### [Exercise brief]
Determine which lines of the records include the word "دارايي", and copy them.

━━━━━ Given records ━━━━━

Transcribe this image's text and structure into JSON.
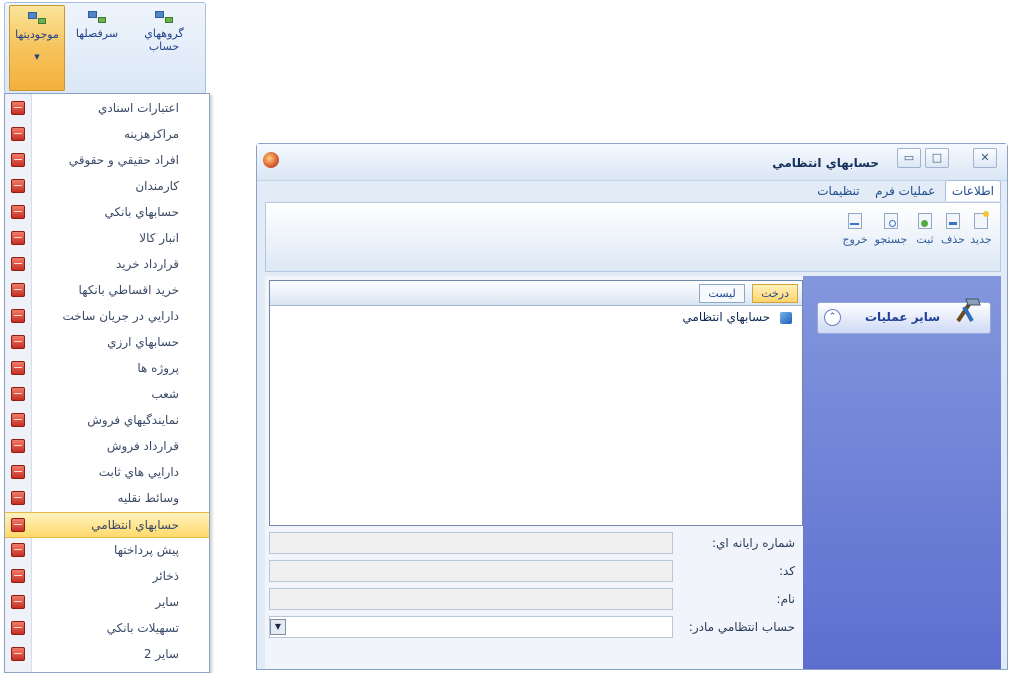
{
  "ribbon": {
    "buttons": [
      {
        "label": "موجوديتها",
        "icon": "tree-icon",
        "active": true
      },
      {
        "label": "سرفصلها",
        "icon": "tree-icon",
        "active": false
      },
      {
        "label": "گروههاي حساب",
        "icon": "tree-icon",
        "active": false
      }
    ]
  },
  "menu": {
    "items": [
      {
        "label": "اعتبارات اسنادي"
      },
      {
        "label": "مراكزهزينه"
      },
      {
        "label": "افراد حقيقي و حقوقي"
      },
      {
        "label": "كارمندان"
      },
      {
        "label": "حسابهاي بانكي"
      },
      {
        "label": "انبار كالا"
      },
      {
        "label": "قرارداد خريد"
      },
      {
        "label": "خريد اقساطي بانكها"
      },
      {
        "label": "دارايي در جريان ساخت"
      },
      {
        "label": "حسابهاي ارزي"
      },
      {
        "label": "پروژه ها"
      },
      {
        "label": "شعب"
      },
      {
        "label": "نمايندگيهاي فروش"
      },
      {
        "label": "قرارداد فروش"
      },
      {
        "label": "دارايي هاي ثابت"
      },
      {
        "label": "وسائط نقليه"
      },
      {
        "label": "حسابهاي انتظامي",
        "highlighted": true
      },
      {
        "label": "پيش پرداختها"
      },
      {
        "label": "ذخائر"
      },
      {
        "label": "ساير"
      },
      {
        "label": "تسهيلات بانكي"
      },
      {
        "label": "ساير 2"
      }
    ]
  },
  "window": {
    "title": "حسابهاي انتظامي",
    "tabs": [
      "اطلاعات",
      "عمليات فرم",
      "تنظيمات"
    ],
    "active_tab": "اطلاعات",
    "toolbar": [
      "جديد",
      "حذف",
      "ثبت",
      "جستجو",
      "خروج"
    ],
    "view_buttons": [
      "درخت",
      "ليست"
    ],
    "active_view": "درخت",
    "tree_root": "حسابهاي انتظامي",
    "side_panel": {
      "title": "ساير عمليات"
    },
    "fields": {
      "computer_number": {
        "label": "شماره رايانه اي:",
        "value": ""
      },
      "code": {
        "label": "كد:",
        "value": ""
      },
      "name": {
        "label": "نام:",
        "value": ""
      },
      "parent": {
        "label": "حساب انتظامي مادر:",
        "value": ""
      }
    }
  },
  "colors": {
    "accent": "#f6c35b",
    "side_panel": "#6b7fd6",
    "menu_icon": "#c62f22"
  }
}
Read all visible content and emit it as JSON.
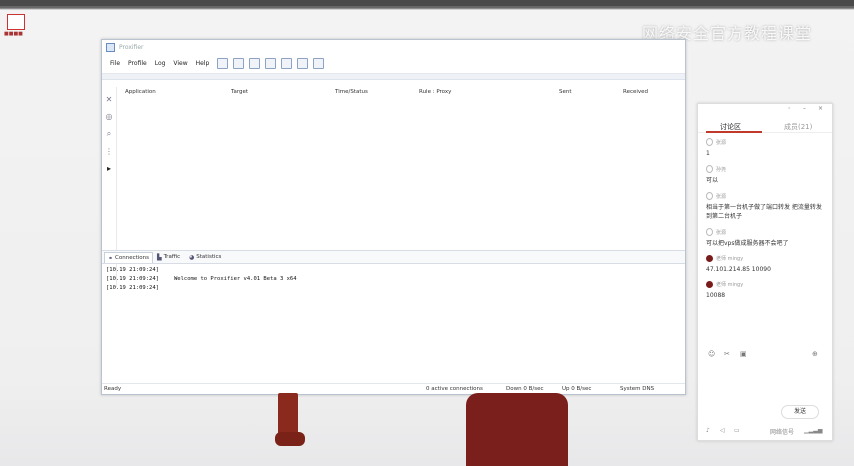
{
  "watermark": "网络安全官方教程课堂",
  "window": {
    "title": "Proxifier",
    "menu": [
      "File",
      "Profile",
      "Log",
      "View",
      "Help"
    ],
    "columns": [
      "Application",
      "Target",
      "Time/Status",
      "Rule : Proxy",
      "Sent",
      "Received"
    ],
    "tabs": [
      "Connections",
      "Traffic",
      "Statistics"
    ],
    "log": [
      {
        "time": "[10.19 21:09:24]",
        "text": ""
      },
      {
        "time": "[10.19 21:09:24]",
        "text": "Welcome to Proxifier v4.01 Beta 3 x64"
      },
      {
        "time": "[10.19 21:09:24]",
        "text": ""
      }
    ],
    "status": {
      "ready": "Ready",
      "connections": "0 active connections",
      "down": "Down 0 B/sec",
      "up": "Up 0 B/sec",
      "dns": "System DNS"
    }
  },
  "panel": {
    "tab_discussion": "讨论区",
    "tab_members": "成员(21)",
    "messages": [
      {
        "name": "张源",
        "text": "1"
      },
      {
        "name": "孙尧",
        "text": "可以"
      },
      {
        "name": "张源",
        "text": "相当于第一台机子做了端口转发 把流量转发到第二台机子"
      },
      {
        "name": "张源",
        "text": "可以把vps做成服务器不会吧了"
      },
      {
        "name": "老师 mingy",
        "text": "47.101.214.85 10090"
      },
      {
        "name": "老师 mingy",
        "text": "10088"
      }
    ],
    "send_label": "发送",
    "bottom_label": "网络信号"
  }
}
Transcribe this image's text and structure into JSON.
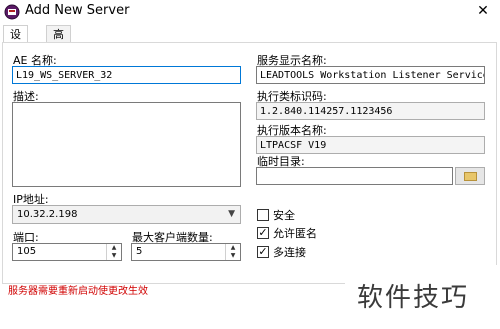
{
  "window": {
    "title": "Add New Server",
    "close_glyph": "✕"
  },
  "tabs": [
    {
      "label": "设置"
    },
    {
      "label": "高级"
    }
  ],
  "ae_name": {
    "label": "AE 名称:",
    "value": "L19_WS_SERVER_32"
  },
  "description": {
    "label": "描述:",
    "value": ""
  },
  "display_name": {
    "label": "服务显示名称:",
    "value": "LEADTOOLS Workstation Listener Service"
  },
  "class_uid": {
    "label": "执行类标识码:",
    "value": "1.2.840.114257.1123456"
  },
  "version_name": {
    "label": "执行版本名称:",
    "value": "LTPACSF V19"
  },
  "temp_dir": {
    "label": "临时目录:",
    "value": ""
  },
  "ip_address": {
    "label": "IP地址:",
    "value": "10.32.2.198"
  },
  "port": {
    "label": "端口:",
    "value": "105"
  },
  "max_clients": {
    "label": "最大客户端数量:",
    "value": "5"
  },
  "options": [
    {
      "label": "安全",
      "checked": false,
      "glyph": ""
    },
    {
      "label": "允许匿名",
      "checked": true,
      "glyph": "✓"
    },
    {
      "label": "多连接",
      "checked": true,
      "glyph": "✓"
    }
  ],
  "status_message": "服务器需要重新启动使更改生效",
  "watermark": "软件技巧"
}
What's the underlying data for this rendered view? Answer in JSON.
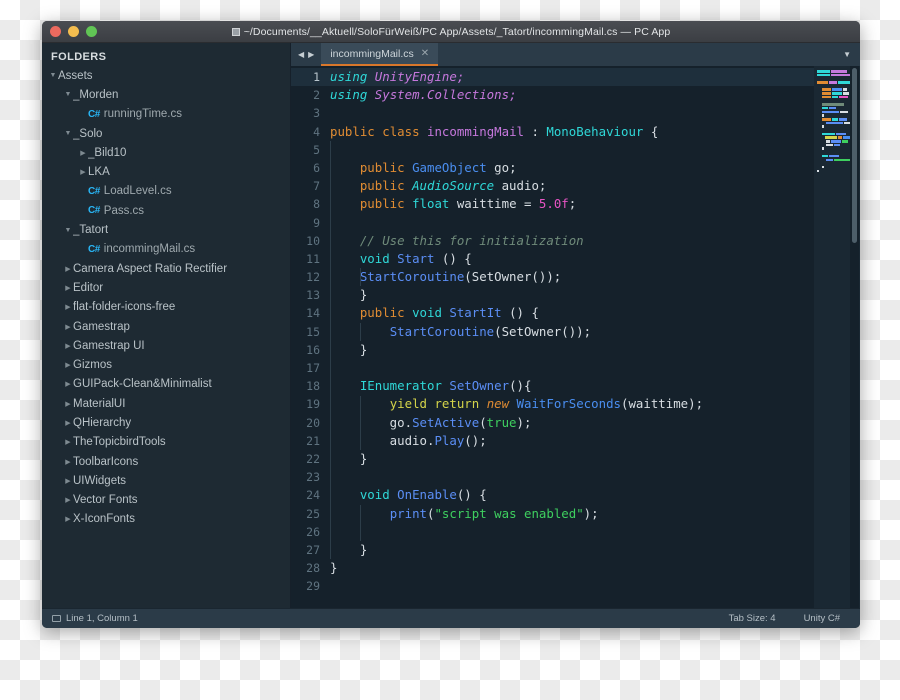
{
  "window": {
    "title": "~/Documents/__Aktuell/SoloFürWeiß/PC App/Assets/_Tatort/incommingMail.cs — PC App",
    "traffic_lights": [
      "close",
      "minimize",
      "zoom"
    ]
  },
  "sidebar": {
    "header": "FOLDERS",
    "items": [
      {
        "label": "Assets",
        "indent": 0,
        "type": "folder",
        "expanded": true
      },
      {
        "label": "_Morden",
        "indent": 1,
        "type": "folder",
        "expanded": true
      },
      {
        "label": "runningTime.cs",
        "indent": 2,
        "type": "file"
      },
      {
        "label": "_Solo",
        "indent": 1,
        "type": "folder",
        "expanded": true
      },
      {
        "label": "_Bild10",
        "indent": 2,
        "type": "folder",
        "expanded": false
      },
      {
        "label": "LKA",
        "indent": 2,
        "type": "folder",
        "expanded": false
      },
      {
        "label": "LoadLevel.cs",
        "indent": 2,
        "type": "file"
      },
      {
        "label": "Pass.cs",
        "indent": 2,
        "type": "file"
      },
      {
        "label": "_Tatort",
        "indent": 1,
        "type": "folder",
        "expanded": true
      },
      {
        "label": "incommingMail.cs",
        "indent": 2,
        "type": "file"
      },
      {
        "label": "Camera Aspect Ratio Rectifier",
        "indent": 1,
        "type": "folder",
        "expanded": false
      },
      {
        "label": "Editor",
        "indent": 1,
        "type": "folder",
        "expanded": false
      },
      {
        "label": "flat-folder-icons-free",
        "indent": 1,
        "type": "folder",
        "expanded": false
      },
      {
        "label": "Gamestrap",
        "indent": 1,
        "type": "folder",
        "expanded": false
      },
      {
        "label": "Gamestrap UI",
        "indent": 1,
        "type": "folder",
        "expanded": false
      },
      {
        "label": "Gizmos",
        "indent": 1,
        "type": "folder",
        "expanded": false
      },
      {
        "label": "GUIPack-Clean&Minimalist",
        "indent": 1,
        "type": "folder",
        "expanded": false
      },
      {
        "label": "MaterialUI",
        "indent": 1,
        "type": "folder",
        "expanded": false
      },
      {
        "label": "QHierarchy",
        "indent": 1,
        "type": "folder",
        "expanded": false
      },
      {
        "label": "TheTopicbirdTools",
        "indent": 1,
        "type": "folder",
        "expanded": false
      },
      {
        "label": "ToolbarIcons",
        "indent": 1,
        "type": "folder",
        "expanded": false
      },
      {
        "label": "UIWidgets",
        "indent": 1,
        "type": "folder",
        "expanded": false
      },
      {
        "label": "Vector Fonts",
        "indent": 1,
        "type": "folder",
        "expanded": false
      },
      {
        "label": "X-IconFonts",
        "indent": 1,
        "type": "folder",
        "expanded": false
      }
    ],
    "file_icon_label": "C#"
  },
  "tabbar": {
    "nav_prev": "◀",
    "nav_next": "▶",
    "tabs": [
      {
        "label": "incommingMail.cs",
        "active": true,
        "close": "✕"
      }
    ],
    "menu": "▼"
  },
  "editor": {
    "total_lines": 29,
    "active_line": 1,
    "lines": [
      {
        "n": 1,
        "tokens": [
          {
            "t": "using",
            "c": "k-using"
          },
          {
            "t": " "
          },
          {
            "t": "UnityEngine",
            "c": "k-ns"
          },
          {
            "t": ";",
            "c": "k-ns"
          }
        ]
      },
      {
        "n": 2,
        "tokens": [
          {
            "t": "using",
            "c": "k-using"
          },
          {
            "t": " "
          },
          {
            "t": "System.Collections",
            "c": "k-ns"
          },
          {
            "t": ";",
            "c": "k-ns"
          }
        ]
      },
      {
        "n": 3,
        "tokens": []
      },
      {
        "n": 4,
        "tokens": [
          {
            "t": "public",
            "c": "k-mod"
          },
          {
            "t": " "
          },
          {
            "t": "class",
            "c": "k-mod"
          },
          {
            "t": " "
          },
          {
            "t": "incommingMail",
            "c": "k-cls"
          },
          {
            "t": " : "
          },
          {
            "t": "MonoBehaviour",
            "c": "k-type"
          },
          {
            "t": " {"
          }
        ]
      },
      {
        "n": 5,
        "tokens": []
      },
      {
        "n": 6,
        "tokens": [
          {
            "t": "    "
          },
          {
            "t": "public",
            "c": "k-mod"
          },
          {
            "t": " "
          },
          {
            "t": "GameObject",
            "c": "k-obj"
          },
          {
            "t": " go;"
          }
        ]
      },
      {
        "n": 7,
        "tokens": [
          {
            "t": "    "
          },
          {
            "t": "public",
            "c": "k-mod"
          },
          {
            "t": " "
          },
          {
            "t": "AudioSource",
            "c": "k-typeit"
          },
          {
            "t": " audio;"
          }
        ]
      },
      {
        "n": 8,
        "tokens": [
          {
            "t": "    "
          },
          {
            "t": "public",
            "c": "k-mod"
          },
          {
            "t": " "
          },
          {
            "t": "float",
            "c": "k-type"
          },
          {
            "t": " waittime = "
          },
          {
            "t": "5.0f",
            "c": "k-num"
          },
          {
            "t": ";"
          }
        ]
      },
      {
        "n": 9,
        "tokens": []
      },
      {
        "n": 10,
        "tokens": [
          {
            "t": "    "
          },
          {
            "t": "// Use this for initialization",
            "c": "k-com"
          }
        ]
      },
      {
        "n": 11,
        "tokens": [
          {
            "t": "    "
          },
          {
            "t": "void",
            "c": "k-type"
          },
          {
            "t": " "
          },
          {
            "t": "Start",
            "c": "k-fn"
          },
          {
            "t": " () {"
          }
        ]
      },
      {
        "n": 12,
        "tokens": [
          {
            "t": "    "
          },
          {
            "t": "StartCoroutine",
            "c": "k-fn"
          },
          {
            "t": "(SetOwner());"
          }
        ]
      },
      {
        "n": 13,
        "tokens": [
          {
            "t": "    }"
          }
        ]
      },
      {
        "n": 14,
        "tokens": [
          {
            "t": "    "
          },
          {
            "t": "public",
            "c": "k-mod"
          },
          {
            "t": " "
          },
          {
            "t": "void",
            "c": "k-type"
          },
          {
            "t": " "
          },
          {
            "t": "StartIt",
            "c": "k-fn"
          },
          {
            "t": " () {"
          }
        ]
      },
      {
        "n": 15,
        "tokens": [
          {
            "t": "        "
          },
          {
            "t": "StartCoroutine",
            "c": "k-fn"
          },
          {
            "t": "(SetOwner());"
          }
        ]
      },
      {
        "n": 16,
        "tokens": [
          {
            "t": "    }"
          }
        ]
      },
      {
        "n": 17,
        "tokens": []
      },
      {
        "n": 18,
        "tokens": [
          {
            "t": "    "
          },
          {
            "t": "IEnumerator",
            "c": "k-type"
          },
          {
            "t": " "
          },
          {
            "t": "SetOwner",
            "c": "k-fn"
          },
          {
            "t": "(){"
          }
        ]
      },
      {
        "n": 19,
        "tokens": [
          {
            "t": "        "
          },
          {
            "t": "yield return",
            "c": "k-yield"
          },
          {
            "t": " "
          },
          {
            "t": "new",
            "c": "k-new"
          },
          {
            "t": " "
          },
          {
            "t": "WaitForSeconds",
            "c": "k-obj"
          },
          {
            "t": "(waittime);"
          }
        ]
      },
      {
        "n": 20,
        "tokens": [
          {
            "t": "        go."
          },
          {
            "t": "SetActive",
            "c": "k-fn"
          },
          {
            "t": "("
          },
          {
            "t": "true",
            "c": "k-bool"
          },
          {
            "t": ");"
          }
        ]
      },
      {
        "n": 21,
        "tokens": [
          {
            "t": "        audio."
          },
          {
            "t": "Play",
            "c": "k-fn"
          },
          {
            "t": "();"
          }
        ]
      },
      {
        "n": 22,
        "tokens": [
          {
            "t": "    }"
          }
        ]
      },
      {
        "n": 23,
        "tokens": []
      },
      {
        "n": 24,
        "tokens": [
          {
            "t": "    "
          },
          {
            "t": "void",
            "c": "k-type"
          },
          {
            "t": " "
          },
          {
            "t": "OnEnable",
            "c": "k-fn"
          },
          {
            "t": "() {"
          }
        ]
      },
      {
        "n": 25,
        "tokens": [
          {
            "t": "        "
          },
          {
            "t": "print",
            "c": "k-fn"
          },
          {
            "t": "("
          },
          {
            "t": "\"script was enabled\"",
            "c": "k-str"
          },
          {
            "t": ");"
          }
        ]
      },
      {
        "n": 26,
        "tokens": []
      },
      {
        "n": 27,
        "tokens": [
          {
            "t": "    }"
          }
        ]
      },
      {
        "n": 28,
        "tokens": [
          {
            "t": "}"
          }
        ]
      },
      {
        "n": 29,
        "tokens": []
      }
    ]
  },
  "minimap": {
    "rows": [
      [
        {
          "w": 13,
          "c": "#2fd8d8"
        },
        {
          "w": 16,
          "c": "#c678dd"
        }
      ],
      [
        {
          "w": 13,
          "c": "#2fd8d8"
        },
        {
          "w": 19,
          "c": "#c678dd"
        }
      ],
      [],
      [
        {
          "w": 11,
          "c": "#e08c33"
        },
        {
          "w": 8,
          "c": "#c678dd"
        },
        {
          "w": 13,
          "c": "#2fd8d8"
        }
      ],
      [],
      [
        {
          "w": 4
        },
        {
          "w": 9,
          "c": "#e08c33"
        },
        {
          "w": 10,
          "c": "#4a8ef0"
        },
        {
          "w": 4,
          "c": "#d8dee3"
        }
      ],
      [
        {
          "w": 4
        },
        {
          "w": 9,
          "c": "#e08c33"
        },
        {
          "w": 10,
          "c": "#2fd8d8"
        },
        {
          "w": 6,
          "c": "#d8dee3"
        }
      ],
      [
        {
          "w": 4
        },
        {
          "w": 9,
          "c": "#e08c33"
        },
        {
          "w": 6,
          "c": "#2fd8d8"
        },
        {
          "w": 9,
          "c": "#e754c4"
        }
      ],
      [],
      [
        {
          "w": 4
        },
        {
          "w": 22,
          "c": "#6f8b7a"
        }
      ],
      [
        {
          "w": 4
        },
        {
          "w": 6,
          "c": "#2fd8d8"
        },
        {
          "w": 7,
          "c": "#5b8ef5"
        }
      ],
      [
        {
          "w": 4
        },
        {
          "w": 17,
          "c": "#5b8ef5"
        },
        {
          "w": 8,
          "c": "#d8dee3"
        }
      ],
      [
        {
          "w": 4
        },
        {
          "w": 2,
          "c": "#d8dee3"
        }
      ],
      [
        {
          "w": 4
        },
        {
          "w": 9,
          "c": "#e08c33"
        },
        {
          "w": 6,
          "c": "#2fd8d8"
        },
        {
          "w": 8,
          "c": "#5b8ef5"
        }
      ],
      [
        {
          "w": 8
        },
        {
          "w": 17,
          "c": "#5b8ef5"
        },
        {
          "w": 7,
          "c": "#d8dee3"
        }
      ],
      [
        {
          "w": 4
        },
        {
          "w": 2,
          "c": "#d8dee3"
        }
      ],
      [],
      [
        {
          "w": 4
        },
        {
          "w": 13,
          "c": "#2fd8d8"
        },
        {
          "w": 10,
          "c": "#5b8ef5"
        }
      ],
      [
        {
          "w": 8
        },
        {
          "w": 13,
          "c": "#d4d44a"
        },
        {
          "w": 5,
          "c": "#e08c33"
        },
        {
          "w": 16,
          "c": "#4a8ef0"
        }
      ],
      [
        {
          "w": 8
        },
        {
          "w": 4,
          "c": "#d8dee3"
        },
        {
          "w": 10,
          "c": "#5b8ef5"
        },
        {
          "w": 6,
          "c": "#3ecf5f"
        }
      ],
      [
        {
          "w": 8
        },
        {
          "w": 7,
          "c": "#d8dee3"
        },
        {
          "w": 6,
          "c": "#5b8ef5"
        }
      ],
      [
        {
          "w": 4
        },
        {
          "w": 2,
          "c": "#d8dee3"
        }
      ],
      [],
      [
        {
          "w": 4
        },
        {
          "w": 6,
          "c": "#2fd8d8"
        },
        {
          "w": 10,
          "c": "#5b8ef5"
        }
      ],
      [
        {
          "w": 8
        },
        {
          "w": 7,
          "c": "#5b8ef5"
        },
        {
          "w": 18,
          "c": "#3ecf5f"
        }
      ],
      [],
      [
        {
          "w": 4
        },
        {
          "w": 2,
          "c": "#d8dee3"
        }
      ],
      [
        {
          "w": 2,
          "c": "#d8dee3"
        }
      ],
      []
    ]
  },
  "statusbar": {
    "position": "Line 1, Column 1",
    "tab_size": "Tab Size: 4",
    "syntax": "Unity C#"
  }
}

━━━━━

### [Written solution]
        "label": "دارايي در جريان ساخت"
        "label": "دارايي هاي ثابت"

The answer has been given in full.